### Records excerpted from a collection

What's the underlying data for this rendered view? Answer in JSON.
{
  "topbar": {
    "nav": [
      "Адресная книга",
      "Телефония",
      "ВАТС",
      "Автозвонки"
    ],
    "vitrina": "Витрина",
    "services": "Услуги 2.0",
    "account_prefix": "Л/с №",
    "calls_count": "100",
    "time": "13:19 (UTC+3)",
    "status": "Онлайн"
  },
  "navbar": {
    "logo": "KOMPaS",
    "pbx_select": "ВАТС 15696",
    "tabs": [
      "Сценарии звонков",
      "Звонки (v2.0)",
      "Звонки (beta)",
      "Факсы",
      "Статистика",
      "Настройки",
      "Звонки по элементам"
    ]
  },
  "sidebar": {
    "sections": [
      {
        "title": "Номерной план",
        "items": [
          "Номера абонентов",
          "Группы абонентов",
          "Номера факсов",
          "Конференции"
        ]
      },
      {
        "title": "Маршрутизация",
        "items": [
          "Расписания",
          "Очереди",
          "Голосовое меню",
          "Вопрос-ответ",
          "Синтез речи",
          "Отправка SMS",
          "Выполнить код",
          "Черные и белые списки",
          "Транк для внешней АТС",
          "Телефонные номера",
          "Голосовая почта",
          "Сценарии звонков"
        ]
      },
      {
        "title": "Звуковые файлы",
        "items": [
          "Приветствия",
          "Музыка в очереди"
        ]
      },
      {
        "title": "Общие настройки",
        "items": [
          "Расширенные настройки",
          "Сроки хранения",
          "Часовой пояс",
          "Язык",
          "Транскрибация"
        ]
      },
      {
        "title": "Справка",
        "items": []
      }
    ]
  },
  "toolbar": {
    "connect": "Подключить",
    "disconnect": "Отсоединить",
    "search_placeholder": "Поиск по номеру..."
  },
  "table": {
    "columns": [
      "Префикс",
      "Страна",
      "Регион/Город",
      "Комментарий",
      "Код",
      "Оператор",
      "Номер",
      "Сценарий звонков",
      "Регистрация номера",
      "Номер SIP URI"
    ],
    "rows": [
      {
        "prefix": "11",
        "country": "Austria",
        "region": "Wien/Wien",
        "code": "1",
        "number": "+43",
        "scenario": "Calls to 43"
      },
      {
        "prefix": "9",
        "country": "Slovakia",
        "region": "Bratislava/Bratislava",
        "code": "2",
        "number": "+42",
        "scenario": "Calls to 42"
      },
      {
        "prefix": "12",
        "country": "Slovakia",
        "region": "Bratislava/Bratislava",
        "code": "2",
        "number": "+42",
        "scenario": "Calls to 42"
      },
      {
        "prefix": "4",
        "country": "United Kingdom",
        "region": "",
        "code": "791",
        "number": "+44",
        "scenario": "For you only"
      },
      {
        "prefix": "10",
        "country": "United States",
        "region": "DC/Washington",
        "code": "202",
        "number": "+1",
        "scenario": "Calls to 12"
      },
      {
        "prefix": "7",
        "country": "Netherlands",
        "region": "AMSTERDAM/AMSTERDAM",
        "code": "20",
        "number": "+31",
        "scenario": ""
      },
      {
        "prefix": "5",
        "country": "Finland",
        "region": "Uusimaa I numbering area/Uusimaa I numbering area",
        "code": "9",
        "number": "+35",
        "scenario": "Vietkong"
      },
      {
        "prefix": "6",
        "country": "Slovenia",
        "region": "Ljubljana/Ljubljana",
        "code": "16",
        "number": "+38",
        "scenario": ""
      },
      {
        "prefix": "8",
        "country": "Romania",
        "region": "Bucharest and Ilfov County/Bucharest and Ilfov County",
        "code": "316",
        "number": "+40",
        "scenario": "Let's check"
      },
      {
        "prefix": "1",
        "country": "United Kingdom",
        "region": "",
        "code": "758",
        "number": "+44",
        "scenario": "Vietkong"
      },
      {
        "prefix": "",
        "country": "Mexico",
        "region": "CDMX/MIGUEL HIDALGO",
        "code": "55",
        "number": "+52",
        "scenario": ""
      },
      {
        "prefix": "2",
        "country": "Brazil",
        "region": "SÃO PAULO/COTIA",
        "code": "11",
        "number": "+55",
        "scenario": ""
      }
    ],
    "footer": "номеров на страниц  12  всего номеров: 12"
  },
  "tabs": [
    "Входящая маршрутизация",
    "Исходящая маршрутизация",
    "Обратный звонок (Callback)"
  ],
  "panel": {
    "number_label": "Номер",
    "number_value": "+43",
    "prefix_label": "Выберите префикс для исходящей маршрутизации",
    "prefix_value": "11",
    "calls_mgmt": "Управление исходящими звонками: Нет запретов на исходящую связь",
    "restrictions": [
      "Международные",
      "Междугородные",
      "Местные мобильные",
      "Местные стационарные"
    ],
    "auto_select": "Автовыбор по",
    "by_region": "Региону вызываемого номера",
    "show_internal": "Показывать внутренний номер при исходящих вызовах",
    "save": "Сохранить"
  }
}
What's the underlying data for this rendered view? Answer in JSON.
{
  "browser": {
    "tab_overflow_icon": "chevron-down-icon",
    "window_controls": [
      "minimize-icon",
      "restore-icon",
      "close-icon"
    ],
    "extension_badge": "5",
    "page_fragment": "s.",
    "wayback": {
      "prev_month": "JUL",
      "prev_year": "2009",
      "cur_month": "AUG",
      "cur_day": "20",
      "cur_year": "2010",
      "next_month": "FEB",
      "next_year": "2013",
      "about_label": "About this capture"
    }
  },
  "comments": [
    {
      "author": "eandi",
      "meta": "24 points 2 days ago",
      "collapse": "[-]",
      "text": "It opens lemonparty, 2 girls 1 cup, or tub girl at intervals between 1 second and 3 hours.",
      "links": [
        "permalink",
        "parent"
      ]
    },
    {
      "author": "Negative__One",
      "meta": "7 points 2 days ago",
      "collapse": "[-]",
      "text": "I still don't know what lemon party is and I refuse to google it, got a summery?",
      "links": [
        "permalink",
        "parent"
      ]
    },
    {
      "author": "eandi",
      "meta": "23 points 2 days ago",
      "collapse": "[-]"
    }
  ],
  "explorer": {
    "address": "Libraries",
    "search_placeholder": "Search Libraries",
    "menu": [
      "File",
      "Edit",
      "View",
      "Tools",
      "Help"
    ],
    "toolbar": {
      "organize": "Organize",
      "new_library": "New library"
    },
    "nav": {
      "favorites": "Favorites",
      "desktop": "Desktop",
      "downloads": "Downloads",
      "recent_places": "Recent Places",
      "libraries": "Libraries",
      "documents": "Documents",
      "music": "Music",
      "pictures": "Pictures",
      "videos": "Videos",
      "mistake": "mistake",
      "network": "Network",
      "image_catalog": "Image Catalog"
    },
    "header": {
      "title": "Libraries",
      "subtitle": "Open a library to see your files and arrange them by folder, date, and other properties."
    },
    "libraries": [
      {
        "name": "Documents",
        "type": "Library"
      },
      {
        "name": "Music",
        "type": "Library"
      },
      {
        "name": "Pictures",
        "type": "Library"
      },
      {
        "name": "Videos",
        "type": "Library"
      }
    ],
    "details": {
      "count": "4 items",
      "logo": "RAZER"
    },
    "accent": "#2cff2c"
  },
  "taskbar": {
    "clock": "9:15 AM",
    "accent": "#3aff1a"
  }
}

### Task prompt
Make an exact copy of the listing, including every line.

### Completed task
What's the underlying data for this rendered view? Answer in JSON.
{
  "topbar": {
    "nav": [
      "Адресная книга",
      "Телефония",
      "ВАТС",
      "Автозвонки"
    ],
    "vitrina": "Витрина",
    "services": "Услуги 2.0",
    "account_prefix": "Л/с №",
    "calls_count": "100",
    "time": "13:19 (UTC+3)",
    "status": "Онлайн"
  },
  "navbar": {
    "logo": "KOMPaS",
    "pbx_select": "ВАТС 15696",
    "tabs": [
      "Сценарии звонков",
      "Звонки (v2.0)",
      "Звонки (beta)",
      "Факсы",
      "Статистика",
      "Настройки",
      "Звонки по элементам"
    ]
  },
  "sidebar": {
    "sections": [
      {
        "title": "Номерной план",
        "items": [
          "Номера абонентов",
          "Группы абонентов",
          "Номера факсов",
          "Конференции"
        ]
      },
      {
        "title": "Маршрутизация",
        "items": [
          "Расписания",
          "Очереди",
          "Голосовое меню",
          "Вопрос-ответ",
          "Синтез речи",
          "Отправка SMS",
          "Выполнить код",
          "Черные и белые списки",
          "Транк для внешней АТС",
          "Телефонные номера",
          "Голосовая почта",
          "Сценарии звонков"
        ]
      },
      {
        "title": "Звуковые файлы",
        "items": [
          "Приветствия",
          "Музыка в очереди"
        ]
      },
      {
        "title": "Общие настройки",
        "items": [
          "Расширенные настройки",
          "Сроки хранения",
          "Часовой пояс",
          "Язык",
          "Транскрибация"
        ]
      },
      {
        "title": "Справка",
        "items": []
      }
    ]
  },
  "toolbar": {
    "connect": "Подключить",
    "disconnect": "Отсоединить",
    "search_placeholder": "Поиск по номеру..."
  },
  "table": {
    "columns": [
      "Префикс",
      "Страна",
      "Регион/Город",
      "Комментарий",
      "Код",
      "Оператор",
      "Номер",
      "Сценарий звонков",
      "Регистрация номера",
      "Номер SIP URI"
    ],
    "rows": [
      {
        "prefix": "11",
        "country": "Austria",
        "region": "Wien/Wien",
        "code": "1",
        "number": "+43",
        "scenario": "Calls to 43"
      },
      {
        "prefix": "9",
        "country": "Slovakia",
        "region": "Bratislava/Bratislava",
        "code": "2",
        "number": "+42",
        "scenario": "Calls to 42"
      },
      {
        "prefix": "12",
        "country": "Slovakia",
        "region": "Bratislava/Bratislava",
        "code": "2",
        "number": "+42",
        "scenario": "Calls to 42"
      },
      {
        "prefix": "4",
        "country": "United Kingdom",
        "region": "",
        "code": "791",
        "number": "+44",
        "scenario": "For you only"
      },
      {
        "prefix": "10",
        "country": "United States",
        "region": "DC/Washington",
        "code": "202",
        "number": "+1",
        "scenario": "Calls to 12"
      },
      {
        "prefix": "7",
        "country": "Netherlands",
        "region": "AMSTERDAM/AMSTERDAM",
        "code": "20",
        "number": "+31",
        "scenario": ""
      },
      {
        "prefix": "5",
        "country": "Finland",
        "region": "Uusimaa I numbering area/Uusimaa I numbering area",
        "code": "9",
        "number": "+35",
        "scenario": "Vietkong"
      },
      {
        "prefix": "6",
        "country": "Slovenia",
        "region": "Ljubljana/Ljubljana",
        "code": "16",
        "number": "+38",
        "scenario": ""
      },
      {
        "prefix": "8",
        "country": "Romania",
        "region": "Bucharest and Ilfov County/Bucharest and Ilfov County",
        "code": "316",
        "number": "+40",
        "scenario": "Let's check"
      },
      {
        "prefix": "1",
        "country": "United Kingdom",
        "region": "",
        "code": "758",
        "number": "+44",
        "scenario": "Vietkong"
      },
      {
        "prefix": "",
        "country": "Mexico",
        "region": "CDMX/MIGUEL HIDALGO",
        "code": "55",
        "number": "+52",
        "scenario": ""
      },
      {
        "prefix": "2",
        "country": "Brazil",
        "region": "SÃO PAULO/COTIA",
        "code": "11",
        "number": "+55",
        "scenario": ""
      }
    ],
    "footer": "номеров на страниц  12  всего номеров: 12"
  },
  "tabs": [
    "Входящая маршрутизация",
    "Исходящая маршрутизация",
    "Обратный звонок (Callback)"
  ],
  "panel": {
    "number_label": "Номер",
    "number_value": "+43",
    "prefix_label": "Выберите префикс для исходящей маршрутизации",
    "prefix_value": "11",
    "calls_mgmt": "Управление исходящими звонками: Нет запретов на исходящую связь",
    "restrictions": [
      "Международные",
      "Междугородные",
      "Местные мобильные",
      "Местные стационарные"
    ],
    "auto_select": "Автовыбор по",
    "by_region": "Региону вызываемого номера",
    "show_internal": "Показывать внутренний номер при исходящих вызовах",
    "save": "Сохранить"
  }
}
What's the underlying data for this rendered view? Answer in JSON.
{
  "browser": {
    "tab_overflow_icon": "chevron-down-icon",
    "window_controls": [
      "minimize-icon",
      "restore-icon",
      "close-icon"
    ],
    "extension_badge": "5",
    "page_fragment": "s.",
    "wayback": {
      "prev_month": "JUL",
      "prev_year": "2009",
      "cur_month": "AUG",
      "cur_day": "20",
      "cur_year": "2010",
      "next_month": "FEB",
      "next_year": "2013",
      "about_label": "About this capture"
    }
  },
  "comments": [
    {
      "author": "eandi",
      "meta": "24 points 2 days ago",
      "collapse": "[-]",
      "text": "It opens lemonparty, 2 girls 1 cup, or tub girl at intervals between 1 second and 3 hours.",
      "links": [
        "permalink",
        "parent"
      ]
    },
    {
      "author": "Negative__One",
      "meta": "7 points 2 days ago",
      "collapse": "[-]",
      "text": "I still don't know what lemon party is and I refuse to google it, got a summery?",
      "links": [
        "permalink",
        "parent"
      ]
    },
    {
      "author": "eandi",
      "meta": "23 points 2 days ago",
      "collapse": "[-]"
    }
  ],
  "explorer": {
    "address": "Libraries",
    "search_placeholder": "Search Libraries",
    "menu": [
      "File",
      "Edit",
      "View",
      "Tools",
      "Help"
    ],
    "toolbar": {
      "organize": "Organize",
      "new_library": "New library"
    },
    "nav": {
      "favorites": "Favorites",
      "desktop": "Desktop",
      "downloads": "Downloads",
      "recent_places": "Recent Places",
      "libraries": "Libraries",
      "documents": "Documents",
      "music": "Music",
      "pictures": "Pictures",
      "videos": "Videos",
      "mistake": "mistake",
      "network": "Network",
      "image_catalog": "Image Catalog"
    },
    "header": {
      "title": "Libraries",
      "subtitle": "Open a library to see your files and arrange them by folder, date, and other properties."
    },
    "libraries": [
      {
        "name": "Documents",
        "type": "Library"
      },
      {
        "name": "Music",
        "type": "Library"
      },
      {
        "name": "Pictures",
        "type": "Library"
      },
      {
        "name": "Videos",
        "type": "Library"
      }
    ],
    "details": {
      "count": "4 items",
      "logo": "RAZER"
    },
    "accent": "#2cff2c"
  },
  "taskbar": {
    "clock": "9:15 AM",
    "accent": "#3aff1a"
  }
}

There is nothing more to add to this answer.